* [DIRECTIVE]:
Copy all the material below, exactly as it stands.

[Stored items]
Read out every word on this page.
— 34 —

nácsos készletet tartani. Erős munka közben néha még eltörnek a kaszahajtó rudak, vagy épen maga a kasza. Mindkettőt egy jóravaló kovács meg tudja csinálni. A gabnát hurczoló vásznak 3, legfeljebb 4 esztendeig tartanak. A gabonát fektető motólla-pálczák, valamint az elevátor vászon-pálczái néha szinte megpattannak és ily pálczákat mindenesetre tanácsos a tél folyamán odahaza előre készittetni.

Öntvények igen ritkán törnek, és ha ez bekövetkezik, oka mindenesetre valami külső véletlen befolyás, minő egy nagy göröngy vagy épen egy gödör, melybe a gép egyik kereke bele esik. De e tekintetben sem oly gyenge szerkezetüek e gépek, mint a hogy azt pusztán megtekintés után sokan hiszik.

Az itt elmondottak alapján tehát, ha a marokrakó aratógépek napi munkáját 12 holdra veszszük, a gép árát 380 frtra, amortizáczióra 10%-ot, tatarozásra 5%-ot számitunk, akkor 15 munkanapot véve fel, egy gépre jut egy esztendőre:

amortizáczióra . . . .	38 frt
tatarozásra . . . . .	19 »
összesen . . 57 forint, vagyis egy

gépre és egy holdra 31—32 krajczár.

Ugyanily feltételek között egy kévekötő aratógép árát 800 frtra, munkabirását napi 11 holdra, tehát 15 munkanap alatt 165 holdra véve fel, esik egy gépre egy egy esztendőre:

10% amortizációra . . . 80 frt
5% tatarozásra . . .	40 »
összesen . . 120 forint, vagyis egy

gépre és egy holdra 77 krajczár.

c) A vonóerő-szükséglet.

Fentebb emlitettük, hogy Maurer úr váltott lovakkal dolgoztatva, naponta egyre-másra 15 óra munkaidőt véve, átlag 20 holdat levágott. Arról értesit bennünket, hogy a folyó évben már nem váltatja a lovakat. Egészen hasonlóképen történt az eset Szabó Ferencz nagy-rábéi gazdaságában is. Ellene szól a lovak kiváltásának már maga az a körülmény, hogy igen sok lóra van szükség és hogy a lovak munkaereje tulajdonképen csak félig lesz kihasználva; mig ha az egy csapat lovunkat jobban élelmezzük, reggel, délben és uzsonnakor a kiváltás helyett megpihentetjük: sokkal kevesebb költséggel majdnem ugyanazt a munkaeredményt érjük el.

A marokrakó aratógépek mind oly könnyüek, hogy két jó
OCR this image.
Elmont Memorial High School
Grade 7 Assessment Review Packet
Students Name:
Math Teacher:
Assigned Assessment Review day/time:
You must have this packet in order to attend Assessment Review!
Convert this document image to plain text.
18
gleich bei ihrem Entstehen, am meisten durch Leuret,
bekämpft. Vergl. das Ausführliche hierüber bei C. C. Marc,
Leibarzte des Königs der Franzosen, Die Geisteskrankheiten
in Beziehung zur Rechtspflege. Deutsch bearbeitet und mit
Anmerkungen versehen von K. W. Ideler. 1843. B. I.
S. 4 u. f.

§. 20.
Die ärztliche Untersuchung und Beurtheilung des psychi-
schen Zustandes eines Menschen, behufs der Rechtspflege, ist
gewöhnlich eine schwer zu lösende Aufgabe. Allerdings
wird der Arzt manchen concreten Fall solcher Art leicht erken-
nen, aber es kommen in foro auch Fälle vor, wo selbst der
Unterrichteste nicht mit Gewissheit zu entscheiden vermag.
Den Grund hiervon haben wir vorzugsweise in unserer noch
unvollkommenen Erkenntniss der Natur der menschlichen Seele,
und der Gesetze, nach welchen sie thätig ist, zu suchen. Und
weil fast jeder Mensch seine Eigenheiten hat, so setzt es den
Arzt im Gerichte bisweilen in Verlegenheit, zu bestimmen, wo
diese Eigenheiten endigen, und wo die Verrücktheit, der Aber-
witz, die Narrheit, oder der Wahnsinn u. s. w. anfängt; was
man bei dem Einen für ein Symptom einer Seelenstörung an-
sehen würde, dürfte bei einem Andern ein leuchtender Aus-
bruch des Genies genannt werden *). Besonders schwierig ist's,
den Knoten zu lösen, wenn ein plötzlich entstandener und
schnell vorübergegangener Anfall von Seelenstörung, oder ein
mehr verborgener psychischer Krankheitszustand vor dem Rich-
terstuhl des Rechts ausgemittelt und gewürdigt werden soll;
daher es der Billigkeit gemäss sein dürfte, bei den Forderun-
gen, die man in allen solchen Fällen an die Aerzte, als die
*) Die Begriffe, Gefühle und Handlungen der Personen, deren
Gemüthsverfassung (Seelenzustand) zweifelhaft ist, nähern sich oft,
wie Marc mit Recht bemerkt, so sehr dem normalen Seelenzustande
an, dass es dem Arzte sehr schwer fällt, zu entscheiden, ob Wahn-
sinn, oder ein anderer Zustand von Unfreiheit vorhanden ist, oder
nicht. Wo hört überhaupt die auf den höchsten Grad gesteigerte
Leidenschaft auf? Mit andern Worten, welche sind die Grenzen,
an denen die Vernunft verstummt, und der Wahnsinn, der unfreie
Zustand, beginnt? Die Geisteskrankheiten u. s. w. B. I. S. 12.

* [FINAL RESULT]:
Read out every word on this page.
— 34 —

nácsos készletet tartani. Erős munka közben néha még eltörnek a kaszahajtó rudak, vagy épen maga a kasza. Mindkettőt egy jóravaló kovács meg tudja csinálni. A gabnát hurczoló vásznak 3, legfeljebb 4 esztendeig tartanak. A gabonát fektető motólla-pálczák, valamint az elevátor vászon-pálczái néha szinte megpattannak és ily pálczákat mindenesetre tanácsos a tél folyamán odahaza előre készittetni.

Öntvények igen ritkán törnek, és ha ez bekövetkezik, oka mindenesetre valami külső véletlen befolyás, minő egy nagy göröngy vagy épen egy gödör, melybe a gép egyik kereke bele esik. De e tekintetben sem oly gyenge szerkezetüek e gépek, mint a hogy azt pusztán megtekintés után sokan hiszik.

Az itt elmondottak alapján tehát, ha a marokrakó aratógépek napi munkáját 12 holdra veszszük, a gép árát 380 frtra, amortizáczióra 10%-ot, tatarozásra 5%-ot számitunk, akkor 15 munkanapot véve fel, egy gépre jut egy esztendőre:

amortizáczióra . . . .	38 frt
tatarozásra . . . . .	19 »
összesen . . 57 forint, vagyis egy

gépre és egy holdra 31—32 krajczár.

Ugyanily feltételek között egy kévekötő aratógép árát 800 frtra, munkabirását napi 11 holdra, tehát 15 munkanap alatt 165 holdra véve fel, esik egy gépre egy egy esztendőre:

10% amortizációra . . . 80 frt
5% tatarozásra . . .	40 »
összesen . . 120 forint, vagyis egy

gépre és egy holdra 77 krajczár.

c) A vonóerő-szükséglet.

Fentebb emlitettük, hogy Maurer úr váltott lovakkal dolgoztatva, naponta egyre-másra 15 óra munkaidőt véve, átlag 20 holdat levágott. Arról értesit bennünket, hogy a folyó évben már nem váltatja a lovakat. Egészen hasonlóképen történt az eset Szabó Ferencz nagy-rábéi gazdaságában is. Ellene szól a lovak kiváltásának már maga az a körülmény, hogy igen sok lóra van szükség és hogy a lovak munkaereje tulajdonképen csak félig lesz kihasználva; mig ha az egy csapat lovunkat jobban élelmezzük, reggel, délben és uzsonnakor a kiváltás helyett megpihentetjük: sokkal kevesebb költséggel majdnem ugyanazt a munkaeredményt érjük el.

A marokrakó aratógépek mind oly könnyüek, hogy két jó
OCR this image.
Elmont Memorial High School
Grade 7 Assessment Review Packet
Students Name:
Math Teacher:
Assigned Assessment Review day/time:
You must have this packet in order to attend Assessment Review!
Convert this document image to plain text.
18
gleich bei ihrem Entstehen, am meisten durch Leuret,
bekämpft. Vergl. das Ausführliche hierüber bei C. C. Marc,
Leibarzte des Königs der Franzosen, Die Geisteskrankheiten
in Beziehung zur Rechtspflege. Deutsch bearbeitet und mit
Anmerkungen versehen von K. W. Ideler. 1843. B. I.
S. 4 u. f.

§. 20.
Die ärztliche Untersuchung und Beurtheilung des psychi-
schen Zustandes eines Menschen, behufs der Rechtspflege, ist
gewöhnlich eine schwer zu lösende Aufgabe. Allerdings
wird der Arzt manchen concreten Fall solcher Art leicht erken-
nen, aber es kommen in foro auch Fälle vor, wo selbst der
Unterrichteste nicht mit Gewissheit zu entscheiden vermag.
Den Grund hiervon haben wir vorzugsweise in unserer noch
unvollkommenen Erkenntniss der Natur der menschlichen Seele,
und der Gesetze, nach welchen sie thätig ist, zu suchen. Und
weil fast jeder Mensch seine Eigenheiten hat, so setzt es den
Arzt im Gerichte bisweilen in Verlegenheit, zu bestimmen, wo
diese Eigenheiten endigen, und wo die Verrücktheit, der Aber-
witz, die Narrheit, oder der Wahnsinn u. s. w. anfängt; was
man bei dem Einen für ein Symptom einer Seelenstörung an-
sehen würde, dürfte bei einem Andern ein leuchtender Aus-
bruch des Genies genannt werden *). Besonders schwierig ist's,
den Knoten zu lösen, wenn ein plötzlich entstandener und
schnell vorübergegangener Anfall von Seelenstörung, oder ein
mehr verborgener psychischer Krankheitszustand vor dem Rich-
terstuhl des Rechts ausgemittelt und gewürdigt werden soll;
daher es der Billigkeit gemäss sein dürfte, bei den Forderun-
gen, die man in allen solchen Fällen an die Aerzte, als die
*) Die Begriffe, Gefühle und Handlungen der Personen, deren
Gemüthsverfassung (Seelenzustand) zweifelhaft ist, nähern sich oft,
wie Marc mit Recht bemerkt, so sehr dem normalen Seelenzustande
an, dass es dem Arzte sehr schwer fällt, zu entscheiden, ob Wahn-
sinn, oder ein anderer Zustand von Unfreiheit vorhanden ist, oder
nicht. Wo hört überhaupt die auf den höchsten Grad gesteigerte
Leidenschaft auf? Mit andern Worten, welche sind die Grenzen,
an denen die Vernunft verstummt, und der Wahnsinn, der unfreie
Zustand, beginnt? Die Geisteskrankheiten u. s. w. B. I. S. 12.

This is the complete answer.